Output the entries below exactly as written, omitting pictures.

----- Raw records -----

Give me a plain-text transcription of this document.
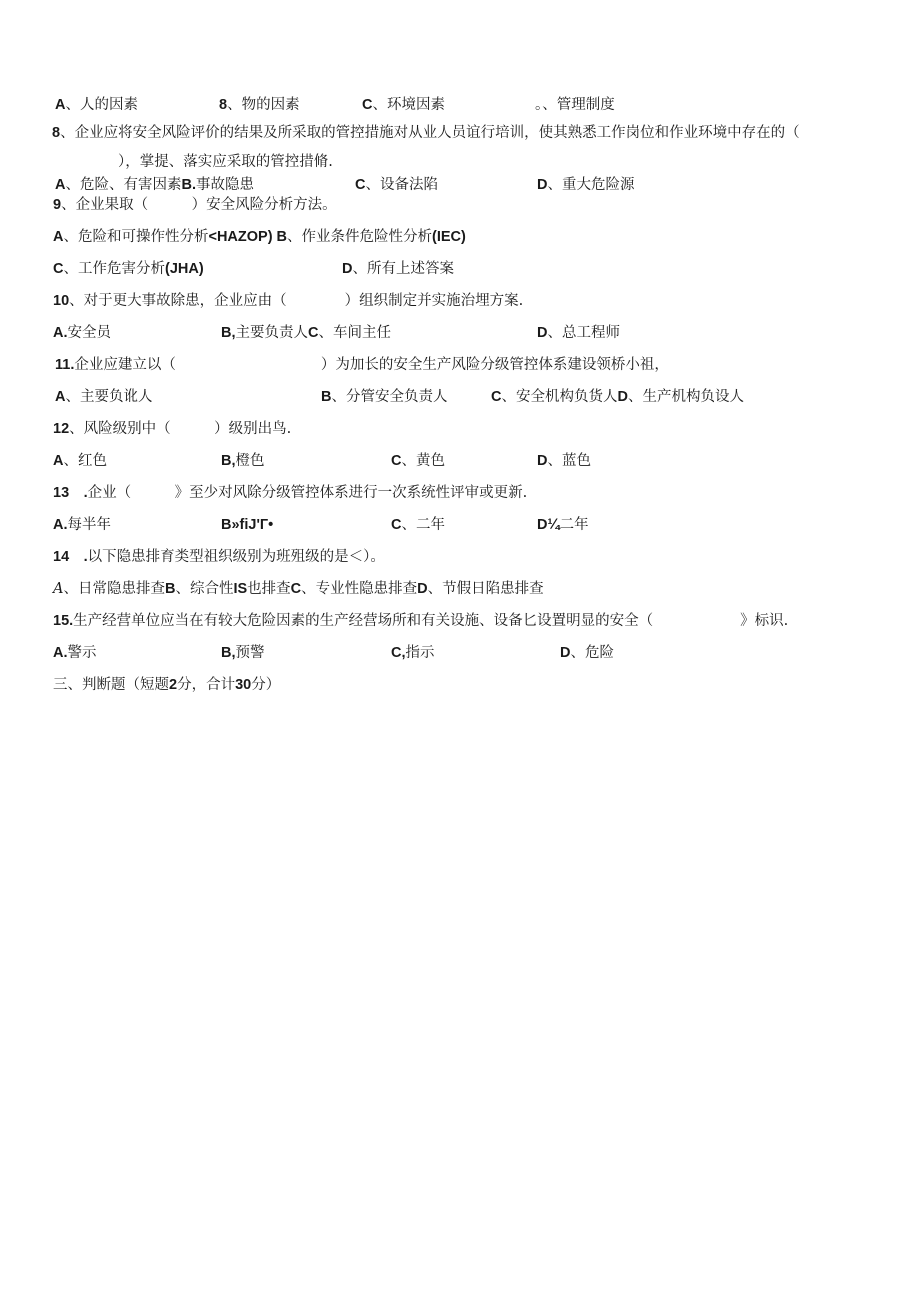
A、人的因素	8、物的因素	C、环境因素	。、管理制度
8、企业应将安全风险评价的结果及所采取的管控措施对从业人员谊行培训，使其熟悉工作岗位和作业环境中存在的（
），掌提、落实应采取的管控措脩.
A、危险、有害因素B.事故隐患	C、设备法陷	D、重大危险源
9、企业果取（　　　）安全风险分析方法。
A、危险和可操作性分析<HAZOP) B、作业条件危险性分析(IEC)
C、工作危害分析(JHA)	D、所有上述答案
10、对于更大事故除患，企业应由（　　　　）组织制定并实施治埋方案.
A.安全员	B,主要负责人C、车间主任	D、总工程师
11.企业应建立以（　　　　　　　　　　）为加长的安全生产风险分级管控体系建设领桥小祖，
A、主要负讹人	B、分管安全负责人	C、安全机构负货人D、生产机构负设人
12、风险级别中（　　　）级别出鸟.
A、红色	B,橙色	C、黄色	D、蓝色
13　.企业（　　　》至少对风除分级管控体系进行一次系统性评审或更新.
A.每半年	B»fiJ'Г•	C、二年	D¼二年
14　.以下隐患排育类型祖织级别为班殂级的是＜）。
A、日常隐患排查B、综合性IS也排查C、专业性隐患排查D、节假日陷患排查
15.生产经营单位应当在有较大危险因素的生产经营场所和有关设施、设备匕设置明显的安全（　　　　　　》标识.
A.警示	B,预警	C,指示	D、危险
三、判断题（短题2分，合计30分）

-----

_Result of this task_
Give me a plain-text transcription of this document.
A、人的因素	8、物的因素	C、环境因素	。、管理制度
8、企业应将安全风险评价的结果及所采取的管控措施对从业人员谊行培训，使其熟悉工作岗位和作业环境中存在的（
），掌提、落实应采取的管控措脩.
A、危险、有害因素B.事故隐患	C、设备法陷	D、重大危险源
9、企业果取（　　　）安全风险分析方法。
A、危险和可操作性分析<HAZOP) B、作业条件危险性分析(IEC)
C、工作危害分析(JHA)	D、所有上述答案
10、对于更大事故除患，企业应由（　　　　）组织制定并实施治埋方案.
A.安全员	B,主要负责人C、车间主任	D、总工程师
11.企业应建立以（　　　　　　　　　　）为加长的安全生产风险分级管控体系建设领桥小祖，
A、主要负讹人	B、分管安全负责人	C、安全机构负货人D、生产机构负设人
12、风险级别中（　　　）级别出鸟.
A、红色	B,橙色	C、黄色	D、蓝色
13　.企业（　　　》至少对风除分级管控体系进行一次系统性评审或更新.
A.每半年	B»fiJ'Г•	C、二年	D¼二年
14　.以下隐患排育类型祖织级别为班殂级的是＜）。
A、日常隐患排查B、综合性IS也排查C、专业性隐患排查D、节假日陷患排查
15.生产经营单位应当在有较大危险因素的生产经营场所和有关设施、设备匕设置明显的安全（　　　　　　》标识.
A.警示	B,预警	C,指示	D、危险
三、判断题（短题2分，合计30分）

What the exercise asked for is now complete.